Copy out the whole listing exactly as written, leaving the pictures behind.

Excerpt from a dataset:
-*-

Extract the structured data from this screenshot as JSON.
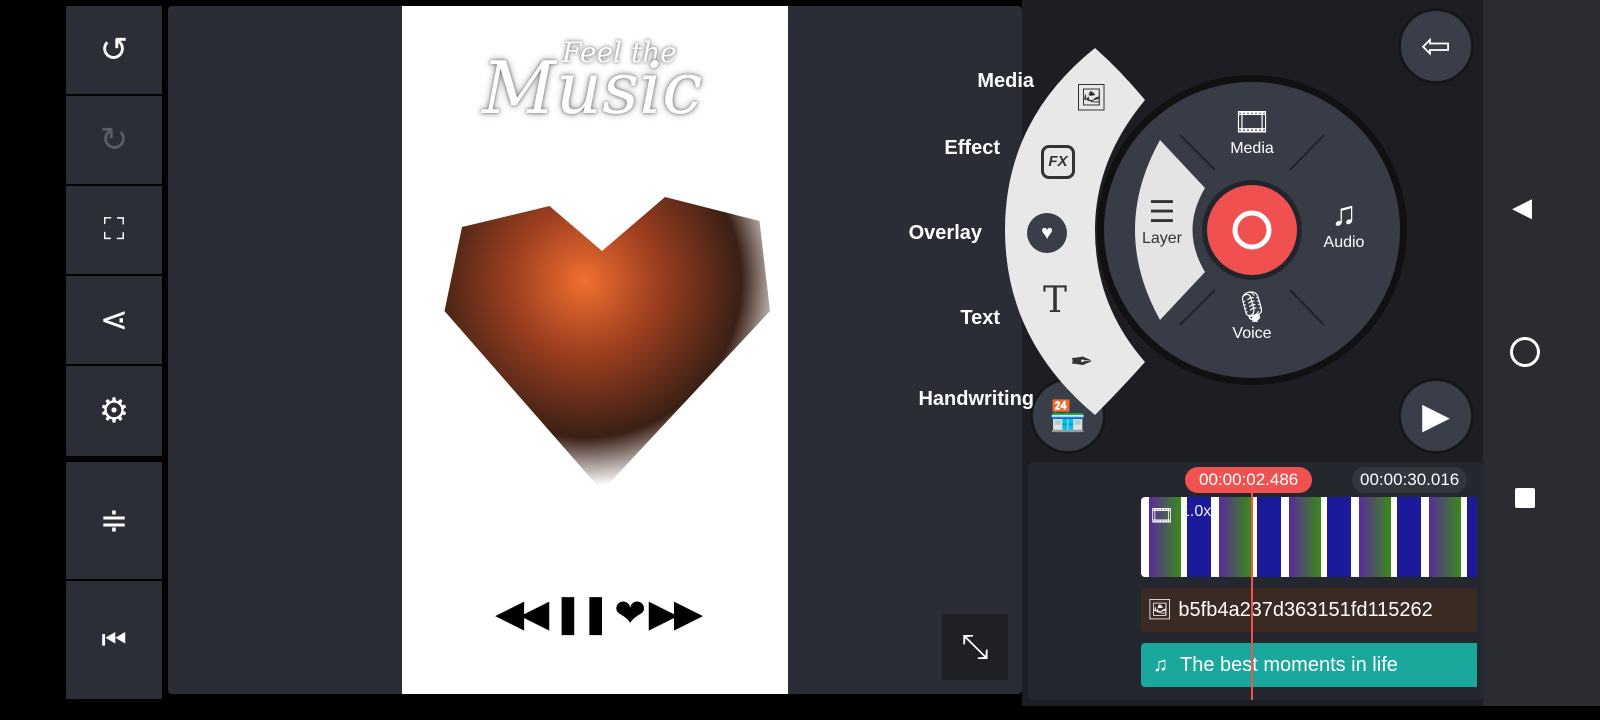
{
  "toolbar": {
    "items": [
      {
        "name": "undo",
        "icon": "undo-icon",
        "glyph": "↺"
      },
      {
        "name": "redo",
        "icon": "redo-icon",
        "glyph": "↻"
      },
      {
        "name": "fullscreen",
        "icon": "fullscreen-icon",
        "glyph": "⛶"
      },
      {
        "name": "share",
        "icon": "share-icon",
        "glyph": "⋖"
      },
      {
        "name": "settings",
        "icon": "gear-icon",
        "glyph": "⚙"
      },
      {
        "name": "adjust",
        "icon": "adjust-icon",
        "glyph": "≑"
      },
      {
        "name": "go-start",
        "icon": "skip-start-icon",
        "glyph": "⏮"
      }
    ]
  },
  "preview": {
    "title_small": "Feel the",
    "title_big": "Music",
    "player_controls": "◀◀ ❚❚ ❤ ▶▶"
  },
  "arc_menu": {
    "items": [
      {
        "label": "Media",
        "glyph": "🖼"
      },
      {
        "label": "Effect",
        "glyph": "FX"
      },
      {
        "label": "Overlay",
        "glyph": "♥"
      },
      {
        "label": "Text",
        "glyph": "T"
      },
      {
        "label": "Handwriting",
        "glyph": "✒"
      }
    ]
  },
  "wheel": {
    "media": "Media",
    "audio": "Audio",
    "voice": "Voice",
    "layer": "Layer",
    "accent": "#f0504f"
  },
  "timeline": {
    "current_time": "00:00:02.486",
    "total_time": "00:00:30.016",
    "video_speed": "1.0x",
    "layer_name": "b5fb4a237d363151fd115262",
    "audio_name": "The best moments in life"
  },
  "colors": {
    "playhead": "#f05252",
    "audio_track": "#1aa89c"
  }
}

-*-

#### WRITTEN RESPONSE:
Extract the structured data from this screenshot as JSON.
{
  "toolbar": {
    "items": [
      {
        "name": "undo",
        "icon": "undo-icon",
        "glyph": "↺"
      },
      {
        "name": "redo",
        "icon": "redo-icon",
        "glyph": "↻"
      },
      {
        "name": "fullscreen",
        "icon": "fullscreen-icon",
        "glyph": "⛶"
      },
      {
        "name": "share",
        "icon": "share-icon",
        "glyph": "⋖"
      },
      {
        "name": "settings",
        "icon": "gear-icon",
        "glyph": "⚙"
      },
      {
        "name": "adjust",
        "icon": "adjust-icon",
        "glyph": "≑"
      },
      {
        "name": "go-start",
        "icon": "skip-start-icon",
        "glyph": "⏮"
      }
    ]
  },
  "preview": {
    "title_small": "Feel the",
    "title_big": "Music",
    "player_controls": "◀◀ ❚❚ ❤ ▶▶"
  },
  "arc_menu": {
    "items": [
      {
        "label": "Media",
        "glyph": "🖼"
      },
      {
        "label": "Effect",
        "glyph": "FX"
      },
      {
        "label": "Overlay",
        "glyph": "♥"
      },
      {
        "label": "Text",
        "glyph": "T"
      },
      {
        "label": "Handwriting",
        "glyph": "✒"
      }
    ]
  },
  "wheel": {
    "media": "Media",
    "audio": "Audio",
    "voice": "Voice",
    "layer": "Layer",
    "accent": "#f0504f"
  },
  "timeline": {
    "current_time": "00:00:02.486",
    "total_time": "00:00:30.016",
    "video_speed": "1.0x",
    "layer_name": "b5fb4a237d363151fd115262",
    "audio_name": "The best moments in life"
  },
  "colors": {
    "playhead": "#f05252",
    "audio_track": "#1aa89c"
  }
}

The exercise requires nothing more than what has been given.